La Corée du Sud se trouve face à un phénomène de société inédit avec plus de 250 000 jeunes fugueurs dans les rues.

Une jeune femme en bicyclette dans la banlieue de Pyongyang, 11 octobre 2015.
Une jeune femme en bicyclette dans la banlieue de Pyongyang, 11 octobre 2015. © Reuters / Damir Sagolj

Je fugue… souvent. Parfois pour des longues périodes, jusqu’à six mois. Parfois c’est plus court, une à deux semaines.

Nous sommes en Corée du Sud et vous venez d’entendre une jeune coréenne qui comme plus de 250 000 adolescents dans le pays a choisi de fuguer de chez elle. Un nombre très élevé, alors que le pays compte 50 millions d’habitants. Le pays fait face à ce problème de société qui est inédit. Beaucoup d’entre eux choisissent de fuir la violence parentale, mais aussi de s’échapper d’une pression scolaire et sociale trop forte. Déscolarisés, parfois introvertis, renfermés sur leur portable ils sont largement ignorés par le pays qui préfère fermer les yeux. Dans la banlieue de Séoul, une association catholique essaie de leur venir en aide grâce à un bus transformé en centre d’accueil, le bus « AGIT ». Frédéric Ojardias est allé à leur rencontre.

• EXPLORER LE SUPPORT:
A. Dans le texte sur les jeunes fugueurs sud-coréens, relevez les qualificatifs qui décrivent ces adolescents dans la phrase commençant par « Déscolarisés ».
B. Recopiez le passage du texte sur les jeunes fugueurs sud-coréens qui va de « La Corée du » jusqu'à « à deux semaines. ».

• EXTRAITS DU CORPUS:

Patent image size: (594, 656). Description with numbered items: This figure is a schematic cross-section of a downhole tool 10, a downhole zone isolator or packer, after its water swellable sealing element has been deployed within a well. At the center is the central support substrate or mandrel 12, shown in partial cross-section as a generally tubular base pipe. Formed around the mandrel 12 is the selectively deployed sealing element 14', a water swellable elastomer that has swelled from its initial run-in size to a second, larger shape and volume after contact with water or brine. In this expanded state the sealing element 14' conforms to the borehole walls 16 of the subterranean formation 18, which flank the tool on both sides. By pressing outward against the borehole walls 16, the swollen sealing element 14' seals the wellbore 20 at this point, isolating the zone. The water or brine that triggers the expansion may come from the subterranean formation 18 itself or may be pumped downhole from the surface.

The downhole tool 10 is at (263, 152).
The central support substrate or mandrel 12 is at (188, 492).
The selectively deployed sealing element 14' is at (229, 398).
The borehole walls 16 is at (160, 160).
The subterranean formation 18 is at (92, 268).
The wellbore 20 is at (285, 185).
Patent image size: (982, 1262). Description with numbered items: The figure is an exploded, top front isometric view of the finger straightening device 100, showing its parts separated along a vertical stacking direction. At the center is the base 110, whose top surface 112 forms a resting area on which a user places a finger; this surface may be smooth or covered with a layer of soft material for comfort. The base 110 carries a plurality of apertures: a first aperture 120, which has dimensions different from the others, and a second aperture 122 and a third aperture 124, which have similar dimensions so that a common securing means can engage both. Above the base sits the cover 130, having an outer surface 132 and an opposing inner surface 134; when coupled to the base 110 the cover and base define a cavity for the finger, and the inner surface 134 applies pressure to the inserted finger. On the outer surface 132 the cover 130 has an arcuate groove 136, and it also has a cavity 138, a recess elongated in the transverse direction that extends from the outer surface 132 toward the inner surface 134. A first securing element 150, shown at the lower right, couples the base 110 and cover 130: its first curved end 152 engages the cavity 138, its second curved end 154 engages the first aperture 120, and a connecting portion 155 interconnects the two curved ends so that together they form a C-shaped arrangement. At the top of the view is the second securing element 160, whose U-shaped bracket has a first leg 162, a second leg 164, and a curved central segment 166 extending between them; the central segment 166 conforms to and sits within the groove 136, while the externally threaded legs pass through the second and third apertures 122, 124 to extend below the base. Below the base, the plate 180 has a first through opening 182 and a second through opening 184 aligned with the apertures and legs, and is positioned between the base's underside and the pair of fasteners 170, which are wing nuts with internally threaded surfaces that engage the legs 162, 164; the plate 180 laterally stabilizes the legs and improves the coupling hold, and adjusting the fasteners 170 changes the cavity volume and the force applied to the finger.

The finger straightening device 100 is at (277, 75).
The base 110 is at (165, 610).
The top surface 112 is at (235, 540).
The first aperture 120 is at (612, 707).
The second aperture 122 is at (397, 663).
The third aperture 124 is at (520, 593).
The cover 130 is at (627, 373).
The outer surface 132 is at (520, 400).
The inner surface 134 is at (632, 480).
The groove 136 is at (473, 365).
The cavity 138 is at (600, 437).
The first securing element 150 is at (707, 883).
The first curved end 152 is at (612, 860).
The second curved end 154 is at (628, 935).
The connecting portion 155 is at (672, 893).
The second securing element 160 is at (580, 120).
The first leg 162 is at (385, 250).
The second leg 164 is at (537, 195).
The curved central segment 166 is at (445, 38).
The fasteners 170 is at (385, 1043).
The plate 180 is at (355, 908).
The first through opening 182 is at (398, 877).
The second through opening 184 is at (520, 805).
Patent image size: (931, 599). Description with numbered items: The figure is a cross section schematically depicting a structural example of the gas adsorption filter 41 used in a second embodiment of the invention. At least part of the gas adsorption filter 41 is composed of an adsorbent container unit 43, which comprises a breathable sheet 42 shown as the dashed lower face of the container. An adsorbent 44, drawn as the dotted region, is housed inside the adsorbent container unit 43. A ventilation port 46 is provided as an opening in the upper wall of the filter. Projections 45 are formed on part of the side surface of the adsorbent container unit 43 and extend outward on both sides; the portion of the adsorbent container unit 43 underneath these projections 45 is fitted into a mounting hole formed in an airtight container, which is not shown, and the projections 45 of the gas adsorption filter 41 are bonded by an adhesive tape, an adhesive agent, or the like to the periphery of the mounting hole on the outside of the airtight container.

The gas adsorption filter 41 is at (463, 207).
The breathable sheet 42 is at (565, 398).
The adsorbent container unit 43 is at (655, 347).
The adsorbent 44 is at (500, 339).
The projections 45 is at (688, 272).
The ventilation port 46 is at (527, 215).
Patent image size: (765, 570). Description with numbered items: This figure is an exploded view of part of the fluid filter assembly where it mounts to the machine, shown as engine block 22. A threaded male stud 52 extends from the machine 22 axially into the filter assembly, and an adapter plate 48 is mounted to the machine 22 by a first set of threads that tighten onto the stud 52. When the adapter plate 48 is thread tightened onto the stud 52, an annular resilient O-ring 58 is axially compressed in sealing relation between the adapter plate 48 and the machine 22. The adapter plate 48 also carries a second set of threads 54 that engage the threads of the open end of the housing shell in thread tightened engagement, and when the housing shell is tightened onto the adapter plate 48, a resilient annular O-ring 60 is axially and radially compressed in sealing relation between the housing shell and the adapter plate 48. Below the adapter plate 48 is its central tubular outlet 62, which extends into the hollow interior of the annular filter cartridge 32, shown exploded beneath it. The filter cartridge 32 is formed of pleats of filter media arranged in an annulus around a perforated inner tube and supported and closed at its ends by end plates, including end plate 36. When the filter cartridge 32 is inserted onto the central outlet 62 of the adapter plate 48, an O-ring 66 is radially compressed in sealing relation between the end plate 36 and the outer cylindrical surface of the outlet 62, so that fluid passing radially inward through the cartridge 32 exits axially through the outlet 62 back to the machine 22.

• RÉPONSES:
A. déscolarisés ; introvertis ; renfermés sur leur portable

B.
La Corée du Sud se trouve face à un phénomène de société inédit avec plus de 250 000 jeunes fugueurs dans les rues.

Une jeune femme en bicyclette dans la banlieue de Pyongyang, 11 octobre 2015.
Une jeune femme en bicyclette dans la banlieue de Pyongyang, 11 octobre 2015. © Reuters / Damir Sagolj

Je fugue… souvent. Parfois pour des longues périodes, jusqu’à six mois. Parfois c’est plus court, une à deux semaines.